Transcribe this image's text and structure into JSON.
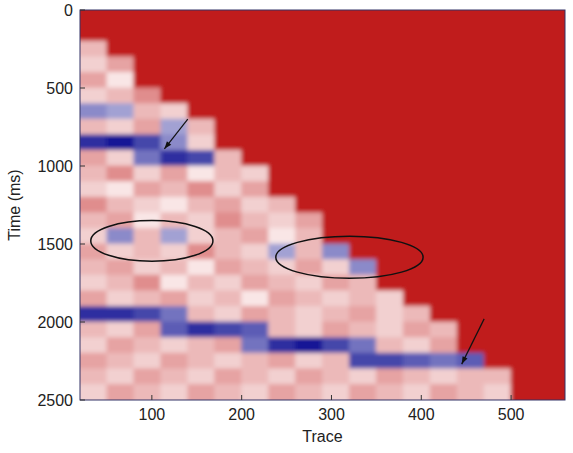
{
  "chart_data": {
    "type": "heatmap",
    "x_label": "Trace",
    "y_label": "Time (ms)",
    "xlim": [
      20,
      560
    ],
    "ylim": [
      0,
      2500
    ],
    "xticks": [
      100,
      200,
      300,
      400,
      500
    ],
    "yticks": [
      0,
      500,
      1000,
      1500,
      2000,
      2500
    ],
    "zlim": [
      -1,
      1
    ],
    "x": [
      35,
      65,
      95,
      125,
      155,
      185,
      215,
      245,
      275,
      305,
      335,
      365,
      395,
      425,
      455,
      485,
      515,
      545
    ],
    "y": [
      50,
      150,
      250,
      350,
      450,
      550,
      650,
      750,
      850,
      950,
      1050,
      1150,
      1250,
      1350,
      1450,
      1550,
      1650,
      1750,
      1850,
      1950,
      2050,
      2150,
      2250,
      2350,
      2450
    ],
    "cells": [
      [
        1,
        1,
        1,
        1,
        1,
        1,
        1,
        1,
        1,
        1,
        1,
        1,
        1,
        1,
        1,
        1,
        1,
        1
      ],
      [
        1,
        1,
        1,
        1,
        1,
        1,
        1,
        1,
        1,
        1,
        1,
        1,
        1,
        1,
        1,
        1,
        1,
        1
      ],
      [
        0.3,
        1,
        1,
        1,
        1,
        1,
        1,
        1,
        1,
        1,
        1,
        1,
        1,
        1,
        1,
        1,
        1,
        1
      ],
      [
        0.2,
        0.4,
        1,
        1,
        1,
        1,
        1,
        1,
        1,
        1,
        1,
        1,
        1,
        1,
        1,
        1,
        1,
        1
      ],
      [
        0.4,
        0.1,
        1,
        1,
        1,
        1,
        1,
        1,
        1,
        1,
        1,
        1,
        1,
        1,
        1,
        1,
        1,
        1
      ],
      [
        0.2,
        0.3,
        0.5,
        1,
        1,
        1,
        1,
        1,
        1,
        1,
        1,
        1,
        1,
        1,
        1,
        1,
        1,
        1
      ],
      [
        -0.5,
        -0.4,
        0.3,
        0.2,
        1,
        1,
        1,
        1,
        1,
        1,
        1,
        1,
        1,
        1,
        1,
        1,
        1,
        1
      ],
      [
        0.3,
        0.2,
        0.4,
        -0.4,
        0.3,
        1,
        1,
        1,
        1,
        1,
        1,
        1,
        1,
        1,
        1,
        1,
        1,
        1
      ],
      [
        -0.9,
        -1,
        -0.8,
        -0.5,
        0.2,
        1,
        1,
        1,
        1,
        1,
        1,
        1,
        1,
        1,
        1,
        1,
        1,
        1
      ],
      [
        0.4,
        0.2,
        -0.6,
        -0.9,
        -0.8,
        0.3,
        1,
        1,
        1,
        1,
        1,
        1,
        1,
        1,
        1,
        1,
        1,
        1
      ],
      [
        0.3,
        0.5,
        0.2,
        0.4,
        0.1,
        0.3,
        0.2,
        1,
        1,
        1,
        1,
        1,
        1,
        1,
        1,
        1,
        1,
        1
      ],
      [
        0.2,
        0.1,
        0.4,
        0.3,
        0.5,
        0.2,
        0.4,
        1,
        1,
        1,
        1,
        1,
        1,
        1,
        1,
        1,
        1,
        1
      ],
      [
        0.5,
        0.3,
        0.2,
        0.1,
        0.3,
        0.4,
        0.2,
        0.3,
        1,
        1,
        1,
        1,
        1,
        1,
        1,
        1,
        1,
        1
      ],
      [
        0.3,
        0.4,
        0.1,
        0.3,
        0.2,
        0.5,
        0.3,
        0.2,
        0.4,
        1,
        1,
        1,
        1,
        1,
        1,
        1,
        1,
        1
      ],
      [
        0.2,
        -0.5,
        0.3,
        -0.4,
        0.2,
        0.3,
        0.4,
        0.1,
        0.3,
        1,
        1,
        1,
        1,
        1,
        1,
        1,
        1,
        1
      ],
      [
        0.4,
        0.2,
        0.3,
        0.2,
        0.5,
        0.3,
        0.2,
        -0.4,
        0.3,
        -0.5,
        1,
        1,
        1,
        1,
        1,
        1,
        1,
        1
      ],
      [
        0.3,
        0.4,
        0.2,
        0.3,
        0.1,
        0.4,
        0.3,
        0.2,
        0.4,
        0.2,
        -0.5,
        1,
        1,
        1,
        1,
        1,
        1,
        1
      ],
      [
        0.2,
        0.3,
        0.5,
        0.1,
        0.3,
        0.2,
        0.4,
        0.3,
        0.2,
        0.4,
        0.3,
        1,
        1,
        1,
        1,
        1,
        1,
        1
      ],
      [
        0.4,
        0.2,
        0.3,
        0.4,
        0.2,
        0.3,
        0.1,
        0.4,
        0.3,
        0.2,
        0.3,
        0.2,
        1,
        1,
        1,
        1,
        1,
        1
      ],
      [
        -0.9,
        -0.9,
        -0.8,
        -0.6,
        0.3,
        0.2,
        0.4,
        0.3,
        0.2,
        0.3,
        0.4,
        0.2,
        0.3,
        1,
        1,
        1,
        1,
        1
      ],
      [
        0.3,
        0.2,
        0.4,
        -0.7,
        -0.9,
        -0.8,
        -0.7,
        0.3,
        0.2,
        0.4,
        0.3,
        0.2,
        0.4,
        0.3,
        1,
        1,
        1,
        1
      ],
      [
        0.2,
        0.4,
        0.3,
        0.2,
        0.3,
        0.4,
        -0.6,
        -0.9,
        -1,
        -0.8,
        -0.6,
        0.3,
        0.2,
        0.4,
        1,
        1,
        1,
        1
      ],
      [
        0.4,
        0.3,
        0.2,
        0.4,
        0.3,
        0.2,
        0.3,
        0.4,
        0.2,
        0.3,
        -0.8,
        -0.8,
        -0.7,
        -0.6,
        -0.7,
        1,
        1,
        1
      ],
      [
        0.3,
        0.2,
        0.4,
        0.3,
        0.2,
        0.4,
        0.3,
        0.2,
        0.4,
        0.3,
        0.2,
        0.4,
        0.3,
        0.2,
        0.3,
        0.3,
        1,
        1
      ],
      [
        0.2,
        0.4,
        0.3,
        0.2,
        0.4,
        0.3,
        0.2,
        0.4,
        0.3,
        0.2,
        0.4,
        0.3,
        0.2,
        0.4,
        0.3,
        0.2,
        1,
        1
      ]
    ]
  }
}
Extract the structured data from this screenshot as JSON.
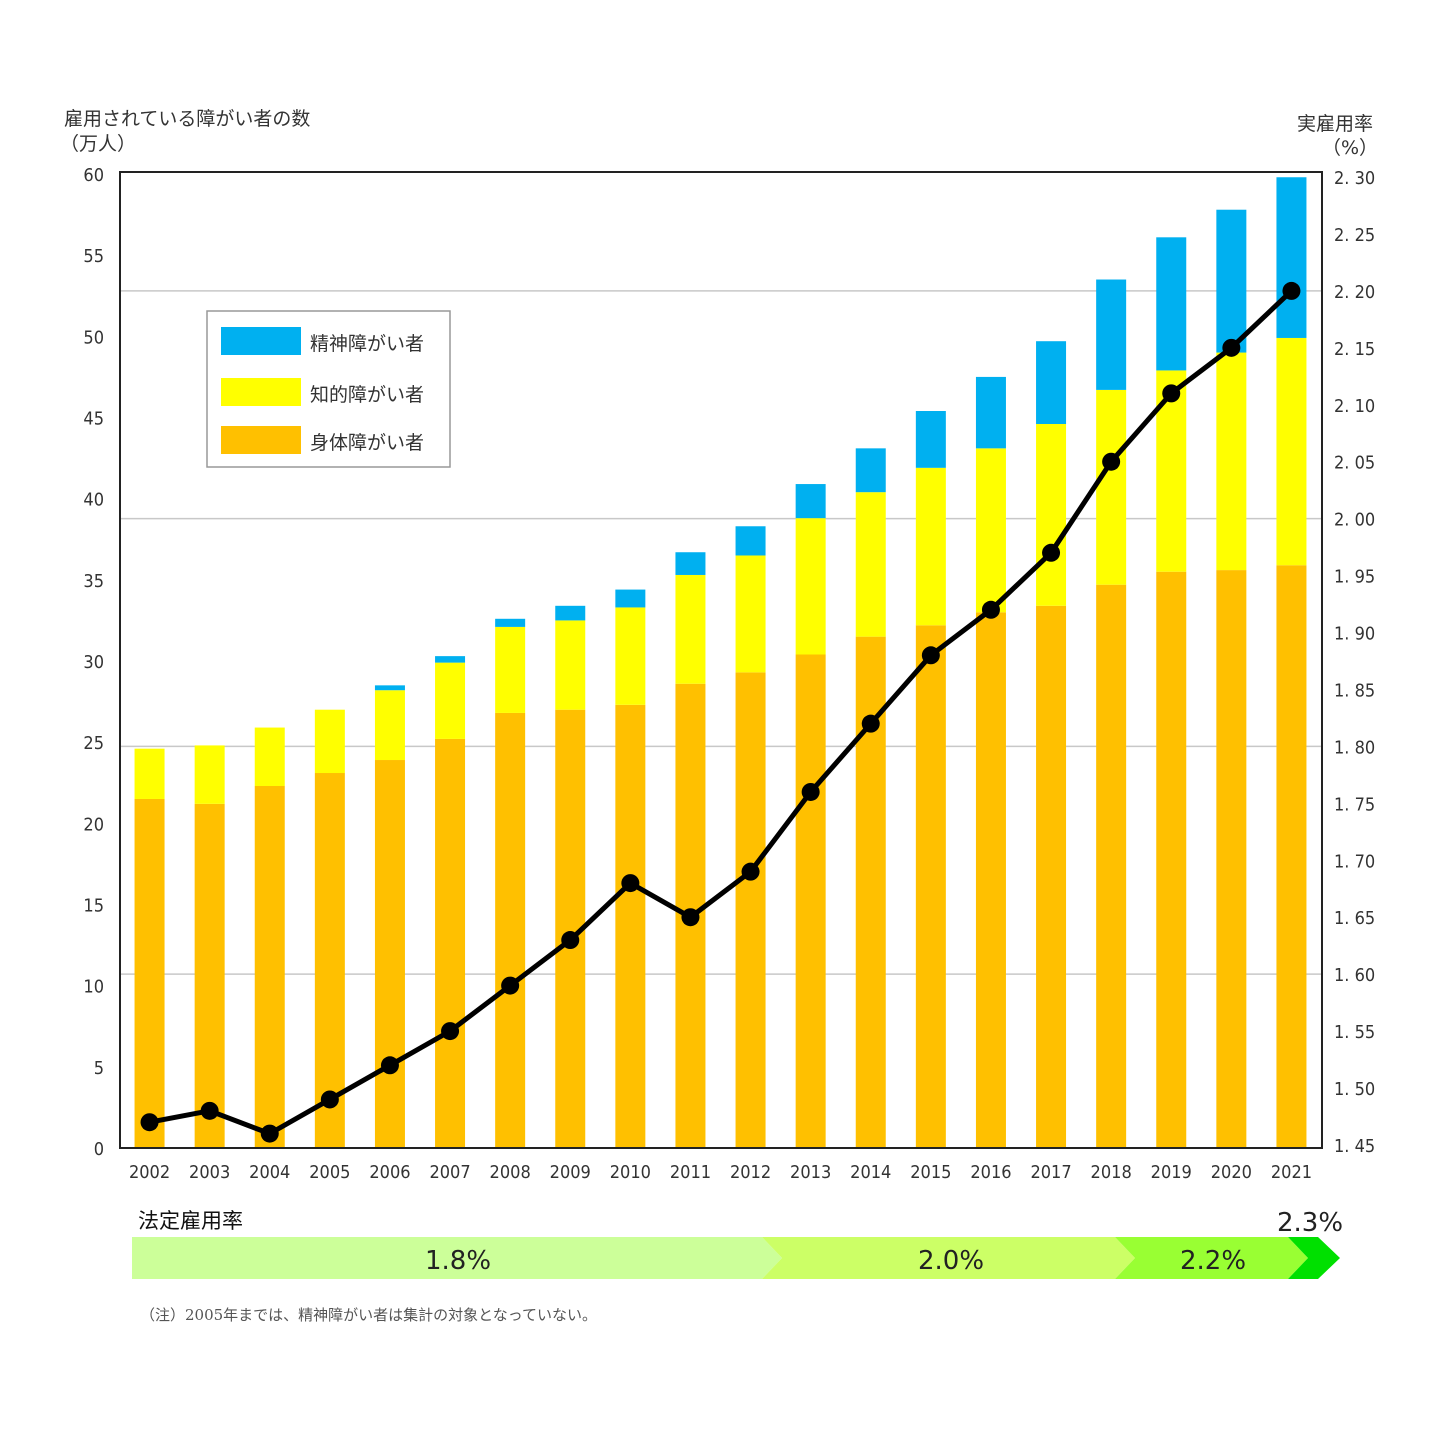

============================================================

Your task is to pick out every line with the string "this" and copy it.

[RESULT OF THE EXERCISE]
Transcribe this image's text and structure into JSON.
Extract the structured data from this screenshot as JSON.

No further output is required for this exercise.